→ WHAT TO DO: Show only lines that include "content".

→ LISTED RECORDS:
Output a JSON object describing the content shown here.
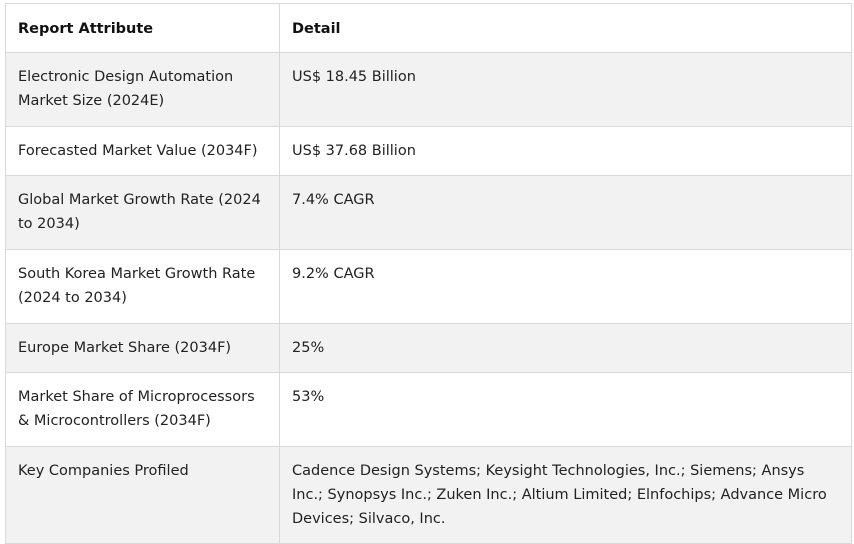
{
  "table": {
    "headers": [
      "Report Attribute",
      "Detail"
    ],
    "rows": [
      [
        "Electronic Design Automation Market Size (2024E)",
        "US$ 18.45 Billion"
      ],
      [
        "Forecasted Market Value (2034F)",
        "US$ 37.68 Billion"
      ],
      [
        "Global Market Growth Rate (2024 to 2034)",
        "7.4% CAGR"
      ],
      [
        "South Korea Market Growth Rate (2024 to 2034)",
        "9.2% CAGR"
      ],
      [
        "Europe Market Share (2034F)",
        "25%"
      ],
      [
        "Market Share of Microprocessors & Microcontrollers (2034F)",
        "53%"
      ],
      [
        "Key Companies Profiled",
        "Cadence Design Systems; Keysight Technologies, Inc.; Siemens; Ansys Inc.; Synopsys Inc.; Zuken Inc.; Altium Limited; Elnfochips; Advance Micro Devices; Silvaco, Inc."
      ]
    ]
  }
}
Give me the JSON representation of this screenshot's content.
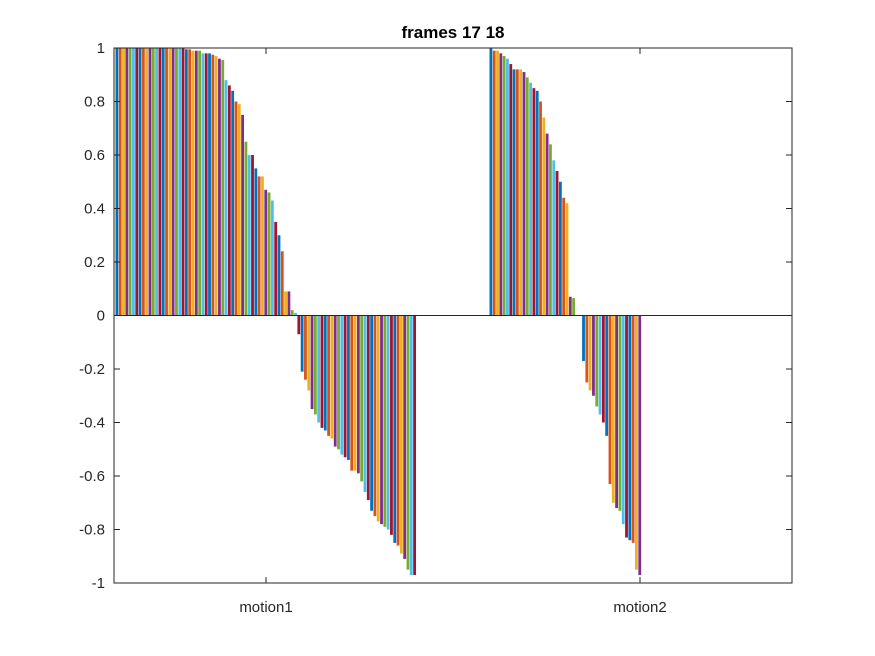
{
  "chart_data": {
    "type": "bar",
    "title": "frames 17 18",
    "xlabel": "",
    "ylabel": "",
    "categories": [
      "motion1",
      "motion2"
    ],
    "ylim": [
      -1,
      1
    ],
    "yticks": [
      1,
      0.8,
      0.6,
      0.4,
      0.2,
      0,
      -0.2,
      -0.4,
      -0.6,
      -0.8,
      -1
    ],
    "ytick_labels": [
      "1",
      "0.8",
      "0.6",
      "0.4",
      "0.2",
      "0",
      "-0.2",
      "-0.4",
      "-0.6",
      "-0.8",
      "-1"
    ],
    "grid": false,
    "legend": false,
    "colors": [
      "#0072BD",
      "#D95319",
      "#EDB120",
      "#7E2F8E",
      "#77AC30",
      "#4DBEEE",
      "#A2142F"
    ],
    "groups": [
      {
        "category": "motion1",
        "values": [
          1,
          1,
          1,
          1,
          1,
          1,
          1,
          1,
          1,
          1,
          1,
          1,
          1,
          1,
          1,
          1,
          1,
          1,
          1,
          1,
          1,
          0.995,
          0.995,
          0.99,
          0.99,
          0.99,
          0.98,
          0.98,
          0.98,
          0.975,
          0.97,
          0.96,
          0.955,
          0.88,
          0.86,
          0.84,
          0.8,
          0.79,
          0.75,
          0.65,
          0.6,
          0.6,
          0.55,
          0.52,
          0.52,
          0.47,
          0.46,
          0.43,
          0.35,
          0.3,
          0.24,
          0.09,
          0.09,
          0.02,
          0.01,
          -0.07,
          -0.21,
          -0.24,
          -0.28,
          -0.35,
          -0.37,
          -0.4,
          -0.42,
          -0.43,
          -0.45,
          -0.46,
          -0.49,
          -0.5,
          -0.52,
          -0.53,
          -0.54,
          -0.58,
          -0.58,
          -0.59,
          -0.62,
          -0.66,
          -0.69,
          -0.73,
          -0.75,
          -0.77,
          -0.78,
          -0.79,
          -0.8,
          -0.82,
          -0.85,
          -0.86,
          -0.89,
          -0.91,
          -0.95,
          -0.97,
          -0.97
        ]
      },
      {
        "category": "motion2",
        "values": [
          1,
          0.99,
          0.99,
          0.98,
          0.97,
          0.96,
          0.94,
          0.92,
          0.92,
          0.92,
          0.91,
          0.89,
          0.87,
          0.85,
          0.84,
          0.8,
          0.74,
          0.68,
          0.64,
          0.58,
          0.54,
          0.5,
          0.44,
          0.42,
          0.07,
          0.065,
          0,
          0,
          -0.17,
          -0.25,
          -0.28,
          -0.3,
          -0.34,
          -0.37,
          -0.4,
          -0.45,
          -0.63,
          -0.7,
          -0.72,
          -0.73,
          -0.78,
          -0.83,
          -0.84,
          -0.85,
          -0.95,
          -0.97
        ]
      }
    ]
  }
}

→ OUTPUT OF THE TASK:
Output a JSON object describing the content shown here.
Give me the JSON representation of this screenshot's content.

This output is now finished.